(begin)

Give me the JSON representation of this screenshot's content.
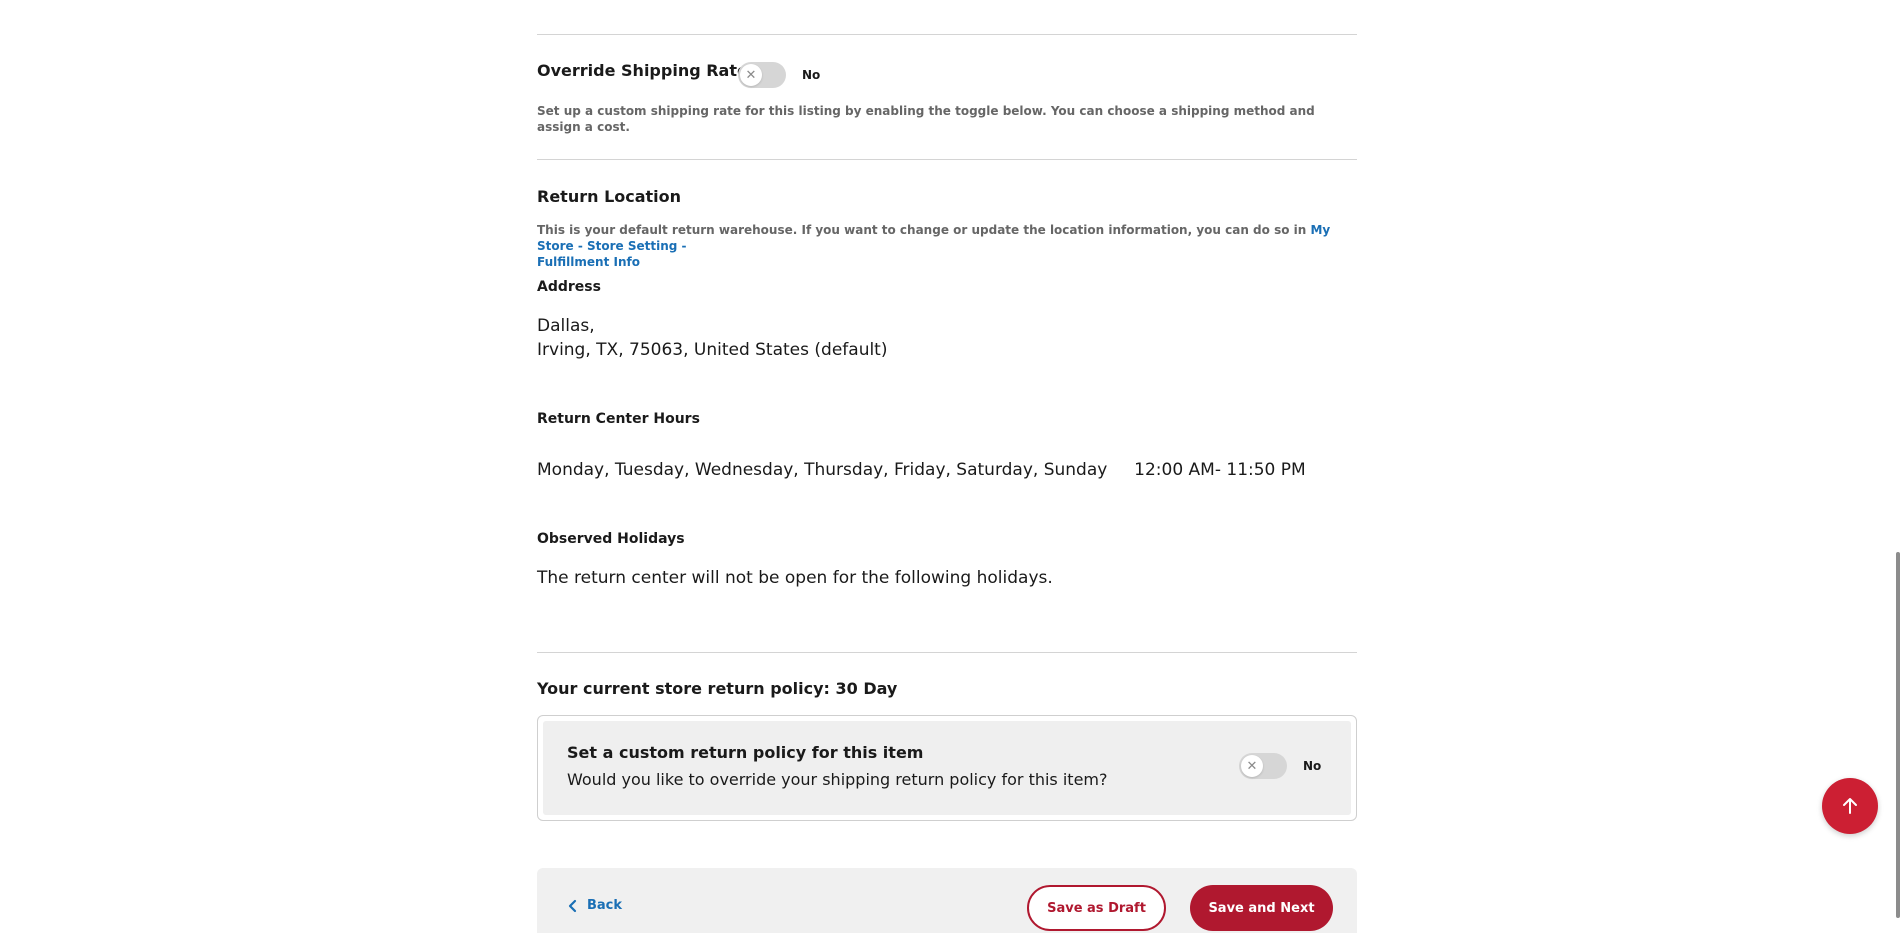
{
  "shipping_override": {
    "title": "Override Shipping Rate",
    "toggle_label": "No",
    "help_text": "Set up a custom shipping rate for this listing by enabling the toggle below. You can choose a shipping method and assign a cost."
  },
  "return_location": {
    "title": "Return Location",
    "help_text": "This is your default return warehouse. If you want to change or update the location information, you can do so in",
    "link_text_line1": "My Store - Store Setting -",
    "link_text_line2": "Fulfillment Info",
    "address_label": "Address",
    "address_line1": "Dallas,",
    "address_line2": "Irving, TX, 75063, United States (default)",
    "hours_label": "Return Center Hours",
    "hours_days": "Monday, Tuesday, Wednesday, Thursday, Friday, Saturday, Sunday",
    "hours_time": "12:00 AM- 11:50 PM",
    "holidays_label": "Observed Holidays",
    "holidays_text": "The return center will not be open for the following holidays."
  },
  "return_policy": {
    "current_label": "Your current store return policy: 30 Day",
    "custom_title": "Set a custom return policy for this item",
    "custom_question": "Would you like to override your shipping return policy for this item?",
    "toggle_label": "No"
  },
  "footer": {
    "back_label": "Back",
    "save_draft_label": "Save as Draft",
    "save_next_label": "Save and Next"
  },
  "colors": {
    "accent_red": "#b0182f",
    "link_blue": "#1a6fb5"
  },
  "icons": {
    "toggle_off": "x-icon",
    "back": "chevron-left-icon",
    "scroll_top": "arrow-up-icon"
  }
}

(end)
(begin)

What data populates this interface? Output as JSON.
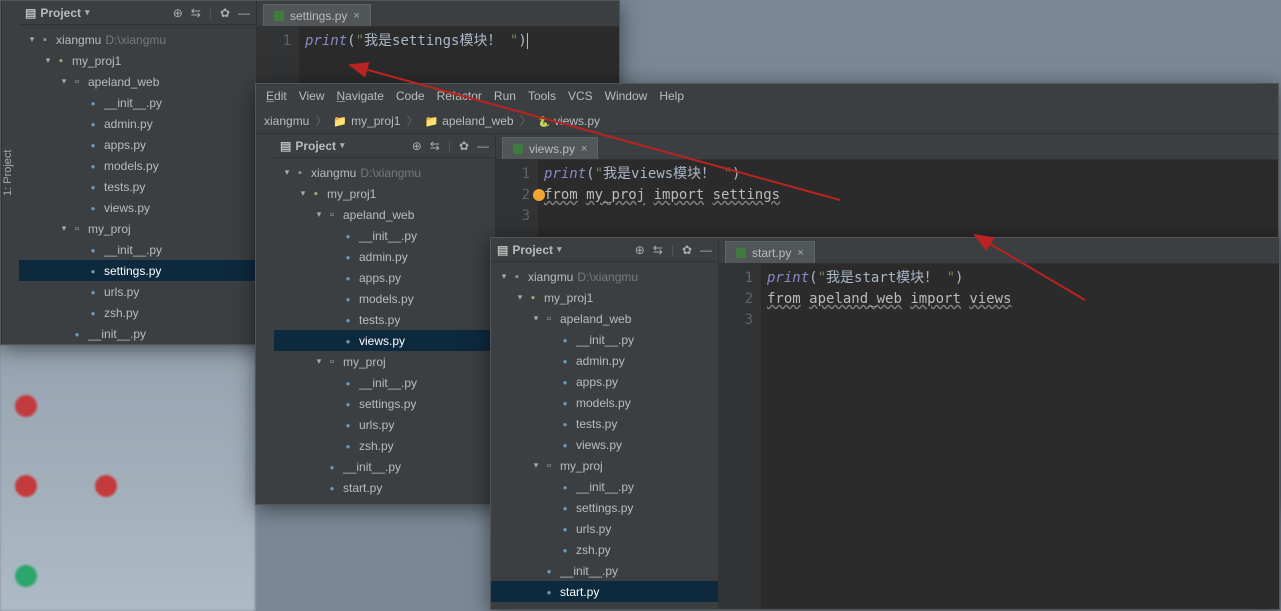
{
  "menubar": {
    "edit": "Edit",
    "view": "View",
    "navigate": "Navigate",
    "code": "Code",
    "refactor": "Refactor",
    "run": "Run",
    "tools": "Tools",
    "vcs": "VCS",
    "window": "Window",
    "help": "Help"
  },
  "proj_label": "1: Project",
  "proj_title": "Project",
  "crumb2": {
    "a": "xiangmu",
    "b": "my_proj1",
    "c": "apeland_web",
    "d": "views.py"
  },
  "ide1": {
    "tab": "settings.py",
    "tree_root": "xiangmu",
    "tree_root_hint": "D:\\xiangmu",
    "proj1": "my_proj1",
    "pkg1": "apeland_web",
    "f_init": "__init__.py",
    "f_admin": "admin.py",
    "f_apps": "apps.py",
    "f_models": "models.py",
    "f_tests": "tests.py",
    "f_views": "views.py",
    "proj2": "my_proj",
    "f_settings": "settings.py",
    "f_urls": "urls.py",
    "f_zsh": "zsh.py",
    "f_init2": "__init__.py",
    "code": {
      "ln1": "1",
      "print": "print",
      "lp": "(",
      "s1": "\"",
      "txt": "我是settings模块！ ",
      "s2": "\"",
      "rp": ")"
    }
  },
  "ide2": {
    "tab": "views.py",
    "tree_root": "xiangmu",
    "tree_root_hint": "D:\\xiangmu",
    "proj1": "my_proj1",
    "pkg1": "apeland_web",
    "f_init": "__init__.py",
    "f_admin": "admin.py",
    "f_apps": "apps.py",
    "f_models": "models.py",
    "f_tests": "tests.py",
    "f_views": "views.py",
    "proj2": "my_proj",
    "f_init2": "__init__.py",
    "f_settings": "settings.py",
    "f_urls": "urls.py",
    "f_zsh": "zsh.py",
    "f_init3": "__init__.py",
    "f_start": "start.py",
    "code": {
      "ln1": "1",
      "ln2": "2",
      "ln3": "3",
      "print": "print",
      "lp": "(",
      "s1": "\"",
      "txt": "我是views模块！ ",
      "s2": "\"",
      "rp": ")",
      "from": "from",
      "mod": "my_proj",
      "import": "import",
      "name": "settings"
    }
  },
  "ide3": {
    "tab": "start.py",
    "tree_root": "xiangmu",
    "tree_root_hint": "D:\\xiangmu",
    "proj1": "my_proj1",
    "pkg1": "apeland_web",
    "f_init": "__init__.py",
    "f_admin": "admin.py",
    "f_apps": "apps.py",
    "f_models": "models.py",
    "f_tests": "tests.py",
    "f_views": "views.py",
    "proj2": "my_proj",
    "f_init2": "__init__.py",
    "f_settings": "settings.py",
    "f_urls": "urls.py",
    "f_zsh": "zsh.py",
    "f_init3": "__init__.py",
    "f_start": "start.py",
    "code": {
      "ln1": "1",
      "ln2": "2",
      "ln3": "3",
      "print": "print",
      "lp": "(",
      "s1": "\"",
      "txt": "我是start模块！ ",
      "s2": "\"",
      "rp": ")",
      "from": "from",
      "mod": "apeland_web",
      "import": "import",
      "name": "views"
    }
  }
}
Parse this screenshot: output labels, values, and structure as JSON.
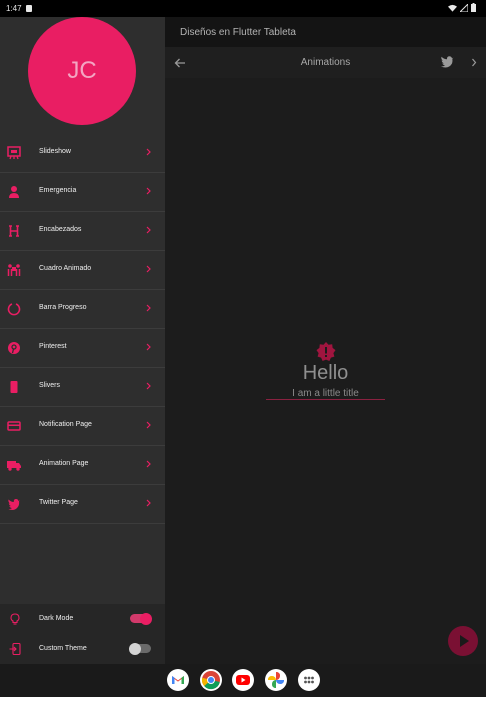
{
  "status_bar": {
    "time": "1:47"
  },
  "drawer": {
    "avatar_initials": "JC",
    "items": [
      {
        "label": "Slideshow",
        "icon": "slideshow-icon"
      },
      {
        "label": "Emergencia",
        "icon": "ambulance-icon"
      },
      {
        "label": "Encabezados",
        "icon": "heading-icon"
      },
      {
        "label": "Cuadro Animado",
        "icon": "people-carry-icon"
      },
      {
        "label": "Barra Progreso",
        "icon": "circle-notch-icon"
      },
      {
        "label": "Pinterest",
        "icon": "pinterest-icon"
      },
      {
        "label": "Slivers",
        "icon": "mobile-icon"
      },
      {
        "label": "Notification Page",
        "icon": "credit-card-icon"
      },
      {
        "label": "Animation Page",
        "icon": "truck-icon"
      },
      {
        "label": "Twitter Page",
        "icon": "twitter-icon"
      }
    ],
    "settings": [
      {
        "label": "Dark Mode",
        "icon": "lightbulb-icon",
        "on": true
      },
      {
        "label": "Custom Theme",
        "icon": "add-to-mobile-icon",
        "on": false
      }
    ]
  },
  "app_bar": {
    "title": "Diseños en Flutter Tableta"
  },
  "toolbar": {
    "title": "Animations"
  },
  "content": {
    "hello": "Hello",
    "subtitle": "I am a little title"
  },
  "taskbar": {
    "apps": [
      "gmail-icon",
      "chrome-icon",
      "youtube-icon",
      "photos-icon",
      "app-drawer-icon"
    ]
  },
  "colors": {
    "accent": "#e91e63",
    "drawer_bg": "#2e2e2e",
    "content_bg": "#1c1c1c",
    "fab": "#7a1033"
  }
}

(end)

Task directions: Extract every line containing the string "Project" from the data above.

Reply to the task:
  "proj_label": "1: Project",
  "proj_title": "Project",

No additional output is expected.